# [Given data]
....

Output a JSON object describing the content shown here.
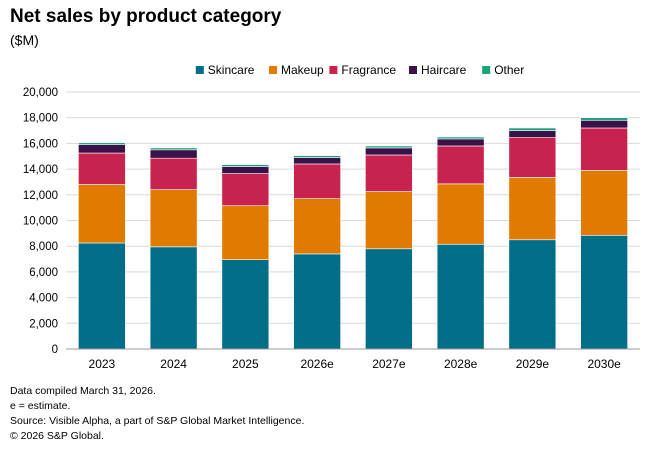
{
  "chart_data": {
    "type": "bar",
    "stacked": true,
    "title": "Net sales by product category",
    "subtitle": "($M)",
    "xlabel": "",
    "ylabel": "",
    "ylim": [
      0,
      20000
    ],
    "yticks": [
      0,
      2000,
      4000,
      6000,
      8000,
      10000,
      12000,
      14000,
      16000,
      18000,
      20000
    ],
    "ytick_labels": [
      "0",
      "2,000",
      "4,000",
      "6,000",
      "8,000",
      "10,000",
      "12,000",
      "14,000",
      "16,000",
      "18,000",
      "20,000"
    ],
    "grid": true,
    "legend_position": "top-center",
    "categories": [
      "2023",
      "2024",
      "2025",
      "2026e",
      "2027e",
      "2028e",
      "2029e",
      "2030e"
    ],
    "series": [
      {
        "name": "Skincare",
        "color": "#006d89",
        "values": [
          8250,
          7950,
          6950,
          7400,
          7800,
          8150,
          8500,
          8850
        ]
      },
      {
        "name": "Makeup",
        "color": "#e07b00",
        "values": [
          4550,
          4450,
          4200,
          4300,
          4450,
          4700,
          4850,
          5050
        ]
      },
      {
        "name": "Fragrance",
        "color": "#c8224f",
        "values": [
          2450,
          2450,
          2500,
          2700,
          2850,
          2950,
          3100,
          3300
        ]
      },
      {
        "name": "Haircare",
        "color": "#3a1149",
        "values": [
          650,
          650,
          550,
          500,
          550,
          550,
          550,
          600
        ]
      },
      {
        "name": "Other",
        "color": "#1aa37a",
        "values": [
          150,
          150,
          150,
          150,
          150,
          150,
          200,
          200
        ]
      }
    ]
  },
  "footnotes": [
    "Data compiled March 31, 2026.",
    "e = estimate.",
    "Source: Visible Alpha, a part of S&P Global Market Intelligence.",
    "© 2026 S&P Global."
  ],
  "colors": {
    "gridline": "#d9d9d9",
    "axis": "#999999"
  }
}
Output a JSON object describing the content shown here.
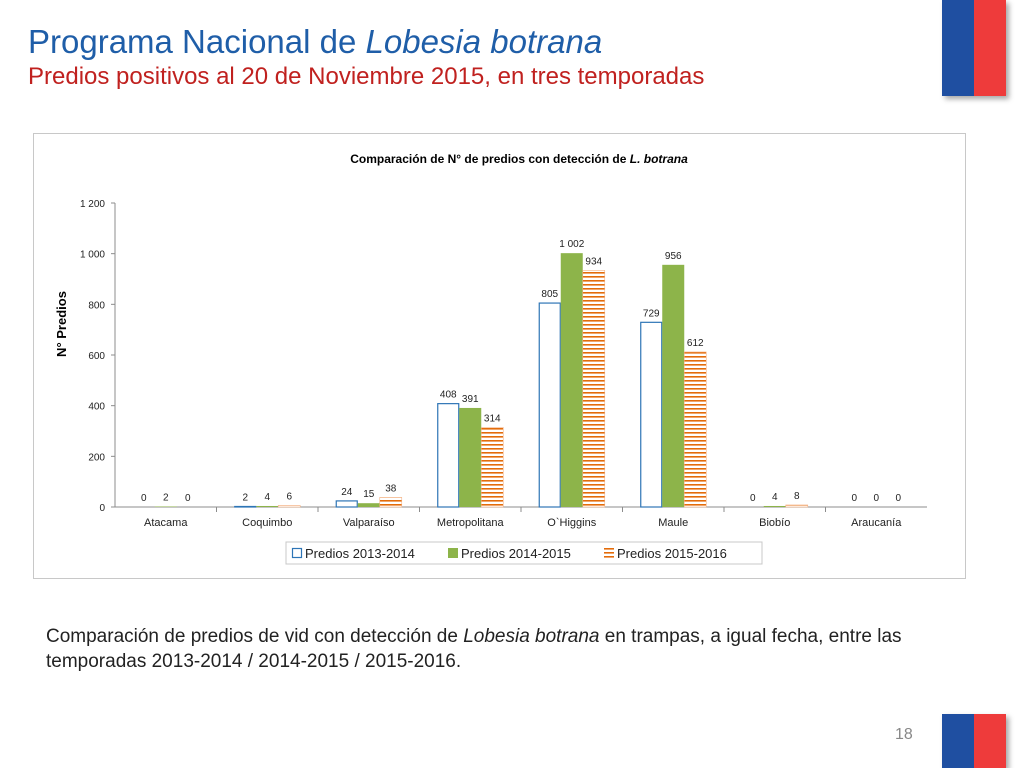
{
  "slide": {
    "title_plain": "Programa Nacional de ",
    "title_italic": "Lobesia botrana",
    "subtitle": "Predios positivos al 20 de Noviembre 2015, en tres temporadas",
    "caption_part1": "Comparación de predios de vid con detección  de ",
    "caption_italic": "Lobesia botrana",
    "caption_part2": " en trampas, a igual fecha, entre las temporadas 2013-2014 / 2014-2015 / 2015-2016.",
    "page_number": "18",
    "colors": {
      "title": "#1f5ea8",
      "subtitle": "#c0211f",
      "flag_blue": "#1f4fa1",
      "flag_red": "#ee3b3b"
    }
  },
  "chart_data": {
    "type": "bar",
    "title_plain": "Comparación de N° de predios con detección de ",
    "title_italic": "L. botrana",
    "xlabel": "",
    "ylabel": "N° Predios",
    "ylim": [
      0,
      1200
    ],
    "yticks": [
      0,
      200,
      400,
      600,
      800,
      1000,
      1200
    ],
    "ytick_labels": [
      "0",
      "200",
      "400",
      "600",
      "800",
      "1 000",
      "1 200"
    ],
    "categories": [
      "Atacama",
      "Coquimbo",
      "Valparaíso",
      "Metropolitana",
      "O`Higgins",
      "Maule",
      "Biobío",
      "Araucanía"
    ],
    "series": [
      {
        "name": "Predios 2013-2014",
        "style": "outline",
        "color": "#2e75b6",
        "values": [
          0,
          2,
          24,
          408,
          805,
          729,
          0,
          0
        ],
        "labels": [
          "0",
          "2",
          "24",
          "408",
          "805",
          "729",
          "0",
          "0"
        ]
      },
      {
        "name": "Predios 2014-2015",
        "style": "solid",
        "color": "#8db44a",
        "values": [
          2,
          4,
          15,
          391,
          1002,
          956,
          4,
          0
        ],
        "labels": [
          "2",
          "4",
          "15",
          "391",
          "1 002",
          "956",
          "4",
          "0"
        ]
      },
      {
        "name": "Predios 2015-2016",
        "style": "hatched",
        "color": "#e46c0a",
        "values": [
          0,
          6,
          38,
          314,
          934,
          612,
          8,
          0
        ],
        "labels": [
          "0",
          "6",
          "38",
          "314",
          "934",
          "612",
          "8",
          "0"
        ]
      }
    ],
    "legend_position": "bottom",
    "grid": false
  }
}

....

# [What is needed]
Work out how many lines of the listing above include "botrana". Answer with the number and nothing more.

# [Solved exercise]
3